=== STATED GOAL ===
Find the string "Store" in the listing and report every line that has it.

══ RAW RECORDS ══

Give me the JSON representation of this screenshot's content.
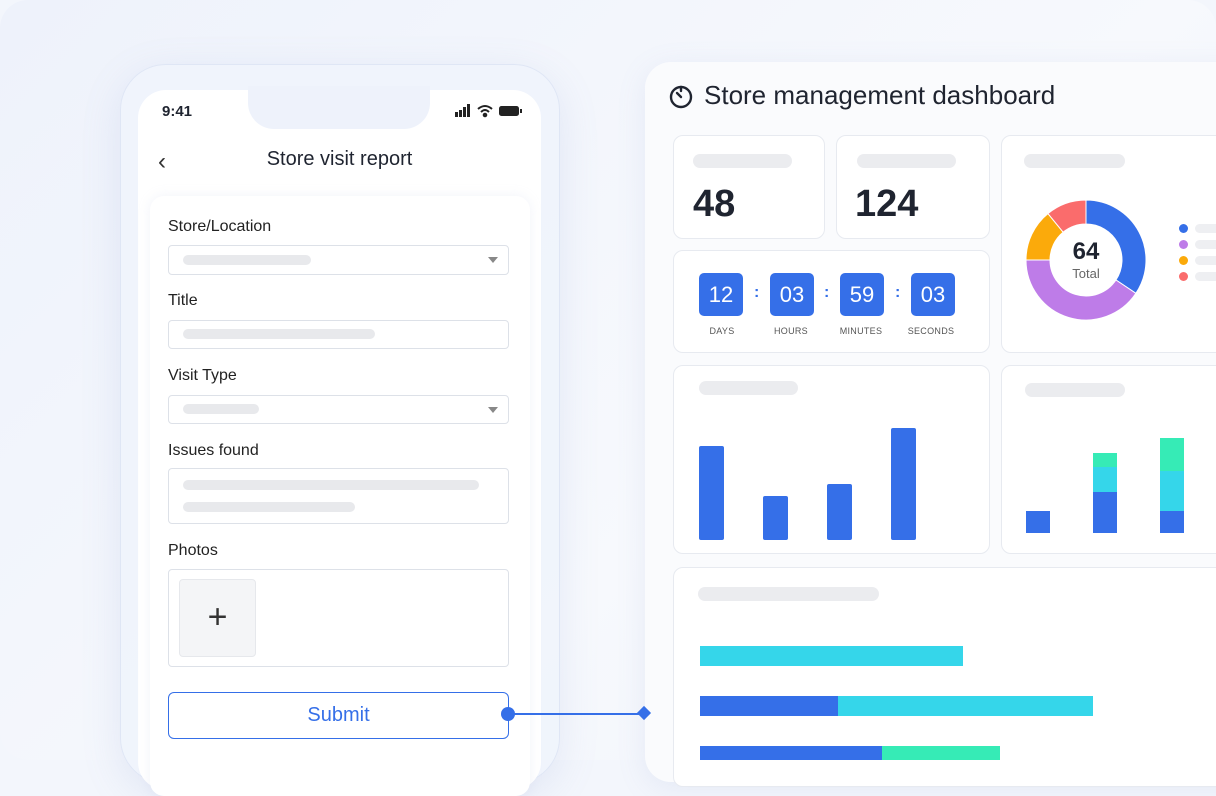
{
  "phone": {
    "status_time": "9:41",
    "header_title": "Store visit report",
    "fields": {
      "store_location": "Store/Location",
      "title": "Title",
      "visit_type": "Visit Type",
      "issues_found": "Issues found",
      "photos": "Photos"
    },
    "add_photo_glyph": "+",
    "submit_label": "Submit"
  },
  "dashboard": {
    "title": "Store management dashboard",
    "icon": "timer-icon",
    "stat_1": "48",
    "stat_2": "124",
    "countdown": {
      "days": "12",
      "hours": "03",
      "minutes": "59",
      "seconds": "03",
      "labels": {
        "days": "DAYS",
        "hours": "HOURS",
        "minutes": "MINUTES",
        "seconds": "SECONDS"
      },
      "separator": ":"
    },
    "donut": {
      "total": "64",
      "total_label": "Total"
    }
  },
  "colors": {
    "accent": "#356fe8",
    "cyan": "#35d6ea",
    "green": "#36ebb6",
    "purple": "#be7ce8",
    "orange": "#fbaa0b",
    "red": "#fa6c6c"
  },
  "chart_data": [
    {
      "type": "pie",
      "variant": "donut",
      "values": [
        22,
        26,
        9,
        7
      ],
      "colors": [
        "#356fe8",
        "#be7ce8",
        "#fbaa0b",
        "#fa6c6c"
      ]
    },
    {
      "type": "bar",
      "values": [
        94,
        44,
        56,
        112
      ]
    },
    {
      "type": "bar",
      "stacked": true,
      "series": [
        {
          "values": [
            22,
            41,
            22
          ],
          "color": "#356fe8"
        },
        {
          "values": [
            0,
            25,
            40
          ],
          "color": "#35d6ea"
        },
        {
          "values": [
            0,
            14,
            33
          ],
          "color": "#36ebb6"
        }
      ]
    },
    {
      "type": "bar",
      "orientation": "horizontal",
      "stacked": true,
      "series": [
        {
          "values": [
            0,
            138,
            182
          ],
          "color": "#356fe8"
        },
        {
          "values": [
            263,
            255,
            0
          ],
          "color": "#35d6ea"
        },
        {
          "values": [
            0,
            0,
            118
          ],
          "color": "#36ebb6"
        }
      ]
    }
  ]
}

═══
══ RAW RECORDS ══

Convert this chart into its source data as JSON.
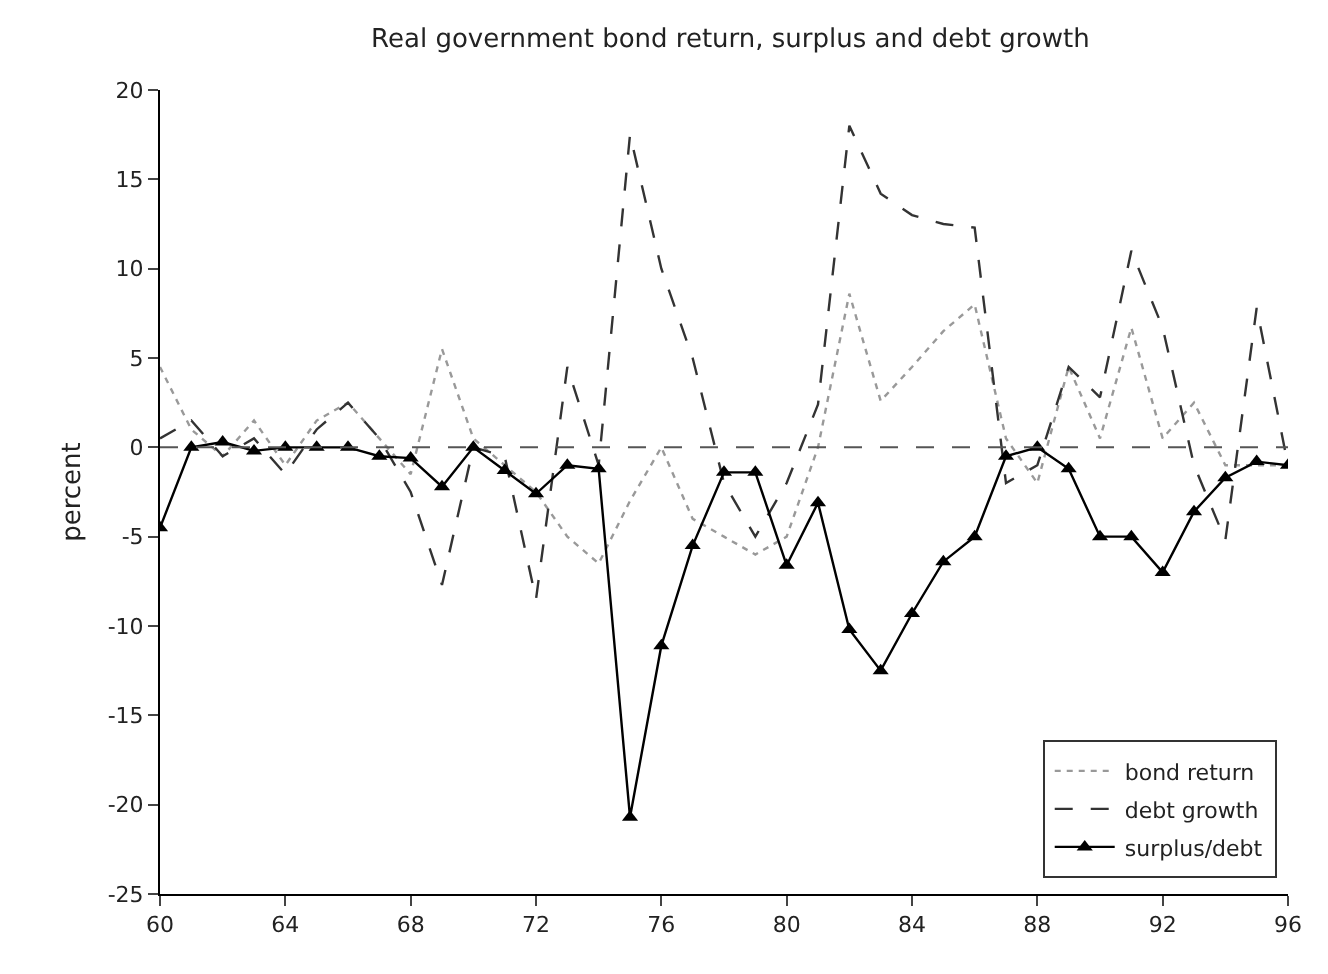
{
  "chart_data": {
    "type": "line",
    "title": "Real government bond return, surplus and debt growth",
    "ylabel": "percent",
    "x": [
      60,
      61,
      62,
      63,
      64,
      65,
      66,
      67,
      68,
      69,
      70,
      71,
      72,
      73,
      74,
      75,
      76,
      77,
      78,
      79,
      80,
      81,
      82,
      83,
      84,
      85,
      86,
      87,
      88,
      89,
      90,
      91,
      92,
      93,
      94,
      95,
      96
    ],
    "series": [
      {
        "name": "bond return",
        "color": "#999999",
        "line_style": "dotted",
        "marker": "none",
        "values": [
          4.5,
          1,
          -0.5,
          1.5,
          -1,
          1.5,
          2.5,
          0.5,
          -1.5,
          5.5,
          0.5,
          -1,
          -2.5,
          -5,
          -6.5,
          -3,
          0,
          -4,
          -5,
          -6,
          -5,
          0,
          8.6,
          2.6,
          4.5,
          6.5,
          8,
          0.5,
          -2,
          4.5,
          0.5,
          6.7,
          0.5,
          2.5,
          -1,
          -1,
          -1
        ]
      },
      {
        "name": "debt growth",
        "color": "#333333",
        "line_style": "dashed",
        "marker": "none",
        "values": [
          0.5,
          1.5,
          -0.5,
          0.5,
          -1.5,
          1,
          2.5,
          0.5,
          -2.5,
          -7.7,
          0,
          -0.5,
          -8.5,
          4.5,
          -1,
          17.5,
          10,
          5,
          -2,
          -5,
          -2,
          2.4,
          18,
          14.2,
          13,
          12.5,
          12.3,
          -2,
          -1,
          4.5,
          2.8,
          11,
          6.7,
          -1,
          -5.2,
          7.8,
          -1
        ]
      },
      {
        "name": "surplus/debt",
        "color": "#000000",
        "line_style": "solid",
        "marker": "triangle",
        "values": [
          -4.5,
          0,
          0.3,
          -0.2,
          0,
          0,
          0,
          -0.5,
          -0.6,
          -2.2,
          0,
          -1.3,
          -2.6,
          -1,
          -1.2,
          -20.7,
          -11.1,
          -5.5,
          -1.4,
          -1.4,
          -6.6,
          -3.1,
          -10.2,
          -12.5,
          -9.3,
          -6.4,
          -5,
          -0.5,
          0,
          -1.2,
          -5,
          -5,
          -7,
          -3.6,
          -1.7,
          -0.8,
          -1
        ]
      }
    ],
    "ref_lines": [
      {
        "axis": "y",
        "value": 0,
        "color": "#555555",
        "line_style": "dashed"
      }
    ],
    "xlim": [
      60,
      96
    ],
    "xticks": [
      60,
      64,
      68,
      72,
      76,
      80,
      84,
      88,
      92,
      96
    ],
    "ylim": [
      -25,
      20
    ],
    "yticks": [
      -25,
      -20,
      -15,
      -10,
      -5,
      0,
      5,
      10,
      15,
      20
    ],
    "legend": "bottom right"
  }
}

═══

=== TASK SOLUTION ===
    "header_title": "Store visit report",
      "store_location": "Store/Location",
    "title": "Store management dashboard",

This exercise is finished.